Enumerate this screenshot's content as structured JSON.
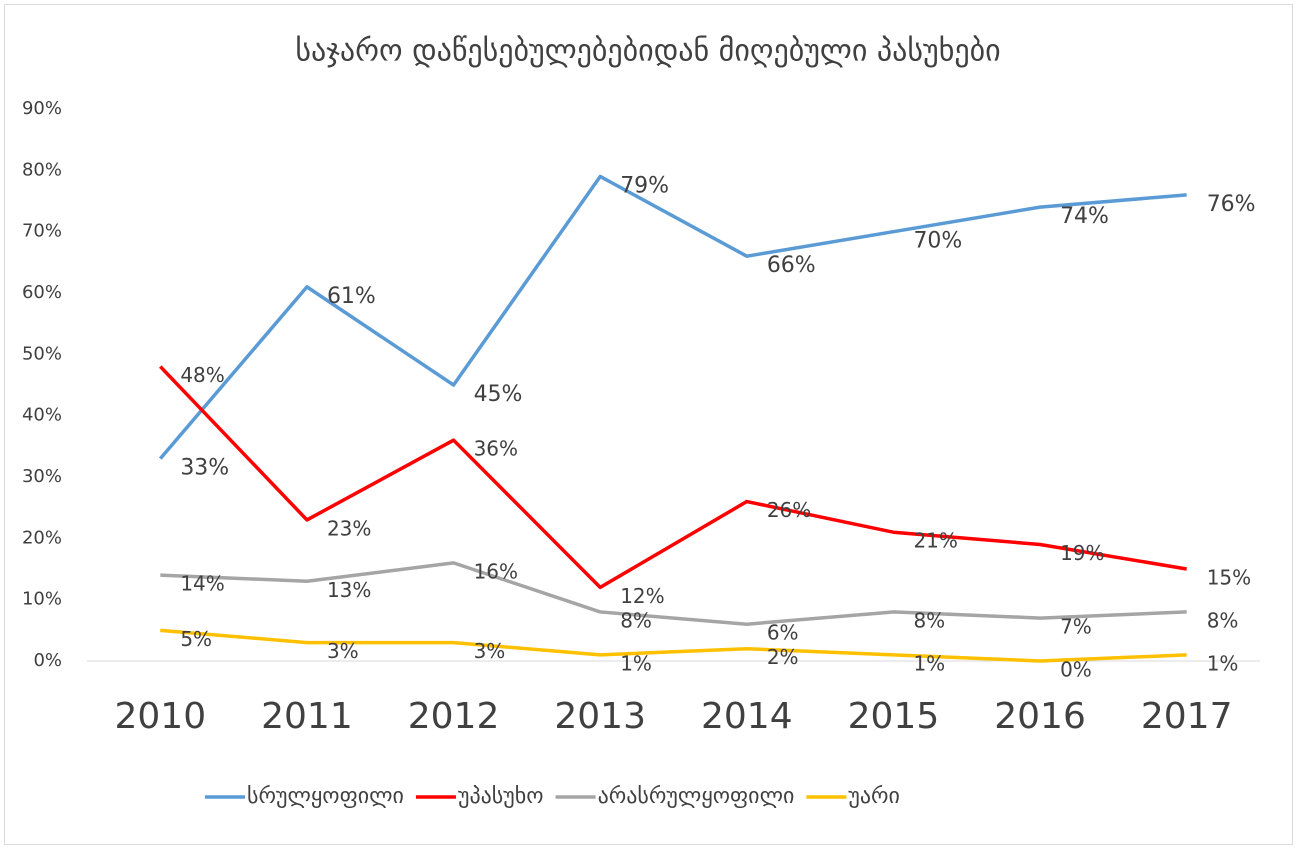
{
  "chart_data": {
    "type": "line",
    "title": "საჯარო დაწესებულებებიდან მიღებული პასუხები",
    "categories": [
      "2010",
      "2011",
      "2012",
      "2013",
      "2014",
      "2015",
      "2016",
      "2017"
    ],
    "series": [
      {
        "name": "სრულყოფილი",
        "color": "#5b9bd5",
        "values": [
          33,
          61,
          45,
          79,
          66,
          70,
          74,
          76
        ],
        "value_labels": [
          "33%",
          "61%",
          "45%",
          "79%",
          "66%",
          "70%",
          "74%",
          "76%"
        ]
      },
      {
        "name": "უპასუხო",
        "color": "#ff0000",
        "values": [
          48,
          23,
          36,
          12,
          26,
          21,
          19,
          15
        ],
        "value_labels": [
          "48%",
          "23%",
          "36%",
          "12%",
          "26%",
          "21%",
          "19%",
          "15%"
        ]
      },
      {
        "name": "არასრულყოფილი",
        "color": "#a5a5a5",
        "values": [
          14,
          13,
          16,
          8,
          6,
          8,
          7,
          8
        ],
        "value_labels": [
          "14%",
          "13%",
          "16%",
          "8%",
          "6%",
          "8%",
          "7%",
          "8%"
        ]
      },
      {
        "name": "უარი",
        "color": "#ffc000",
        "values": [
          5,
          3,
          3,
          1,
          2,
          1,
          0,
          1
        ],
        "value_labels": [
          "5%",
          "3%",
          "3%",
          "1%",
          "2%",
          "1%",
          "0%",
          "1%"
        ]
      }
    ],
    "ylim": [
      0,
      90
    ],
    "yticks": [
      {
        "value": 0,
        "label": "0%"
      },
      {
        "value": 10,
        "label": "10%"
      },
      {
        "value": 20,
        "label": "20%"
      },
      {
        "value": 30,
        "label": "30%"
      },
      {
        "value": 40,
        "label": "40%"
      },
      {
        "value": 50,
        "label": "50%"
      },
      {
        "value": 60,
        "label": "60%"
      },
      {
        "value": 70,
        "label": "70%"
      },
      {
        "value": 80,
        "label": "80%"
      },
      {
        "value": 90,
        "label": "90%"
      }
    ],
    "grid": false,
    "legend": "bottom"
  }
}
● ● ● ●
In the listing above, count each line that holds the string "color". Give the number only.

Task output:
4